* [YOUR OBJECTIVE]: Every line of the material that follows must be printed again exactly.

* [DATA EXTRACT]:
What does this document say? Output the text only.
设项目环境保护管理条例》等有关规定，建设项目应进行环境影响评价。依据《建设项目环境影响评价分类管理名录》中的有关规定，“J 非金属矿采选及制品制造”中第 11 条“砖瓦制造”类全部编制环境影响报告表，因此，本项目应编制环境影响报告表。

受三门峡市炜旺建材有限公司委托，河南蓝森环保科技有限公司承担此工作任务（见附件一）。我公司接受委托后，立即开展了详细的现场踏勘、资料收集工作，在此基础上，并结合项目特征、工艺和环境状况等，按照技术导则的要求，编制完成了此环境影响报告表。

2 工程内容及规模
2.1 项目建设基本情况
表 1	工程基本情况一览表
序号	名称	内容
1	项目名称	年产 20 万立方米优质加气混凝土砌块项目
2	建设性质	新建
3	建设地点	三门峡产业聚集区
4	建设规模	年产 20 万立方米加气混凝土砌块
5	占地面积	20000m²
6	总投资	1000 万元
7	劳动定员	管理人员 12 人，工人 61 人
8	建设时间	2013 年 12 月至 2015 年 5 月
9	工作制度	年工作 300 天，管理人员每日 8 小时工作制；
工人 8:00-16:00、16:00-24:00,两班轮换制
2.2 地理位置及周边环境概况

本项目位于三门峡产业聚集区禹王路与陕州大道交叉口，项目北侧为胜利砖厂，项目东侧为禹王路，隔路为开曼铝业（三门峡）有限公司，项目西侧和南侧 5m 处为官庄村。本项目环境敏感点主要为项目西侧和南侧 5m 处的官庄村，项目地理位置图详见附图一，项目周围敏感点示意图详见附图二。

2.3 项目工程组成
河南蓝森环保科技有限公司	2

* [THE RESPONSE]:
What does this document say? Output the text only.
设项目环境保护管理条例》等有关规定，建设项目应进行环境影响评价。依据《建设项目环境影响评价分类管理名录》中的有关规定，“J 非金属矿采选及制品制造”中第 11 条“砖瓦制造”类全部编制环境影响报告表，因此，本项目应编制环境影响报告表。

受三门峡市炜旺建材有限公司委托，河南蓝森环保科技有限公司承担此工作任务（见附件一）。我公司接受委托后，立即开展了详细的现场踏勘、资料收集工作，在此基础上，并结合项目特征、工艺和环境状况等，按照技术导则的要求，编制完成了此环境影响报告表。

2 工程内容及规模
2.1 项目建设基本情况
表 1	工程基本情况一览表
序号	名称	内容
1	项目名称	年产 20 万立方米优质加气混凝土砌块项目
2	建设性质	新建
3	建设地点	三门峡产业聚集区
4	建设规模	年产 20 万立方米加气混凝土砌块
5	占地面积	20000m²
6	总投资	1000 万元
7	劳动定员	管理人员 12 人，工人 61 人
8	建设时间	2013 年 12 月至 2015 年 5 月
9	工作制度	年工作 300 天，管理人员每日 8 小时工作制；
工人 8:00-16:00、16:00-24:00,两班轮换制
2.2 地理位置及周边环境概况

本项目位于三门峡产业聚集区禹王路与陕州大道交叉口，项目北侧为胜利砖厂，项目东侧为禹王路，隔路为开曼铝业（三门峡）有限公司，项目西侧和南侧 5m 处为官庄村。本项目环境敏感点主要为项目西侧和南侧 5m 处的官庄村，项目地理位置图详见附图一，项目周围敏感点示意图详见附图二。

2.3 项目工程组成
河南蓝森环保科技有限公司	2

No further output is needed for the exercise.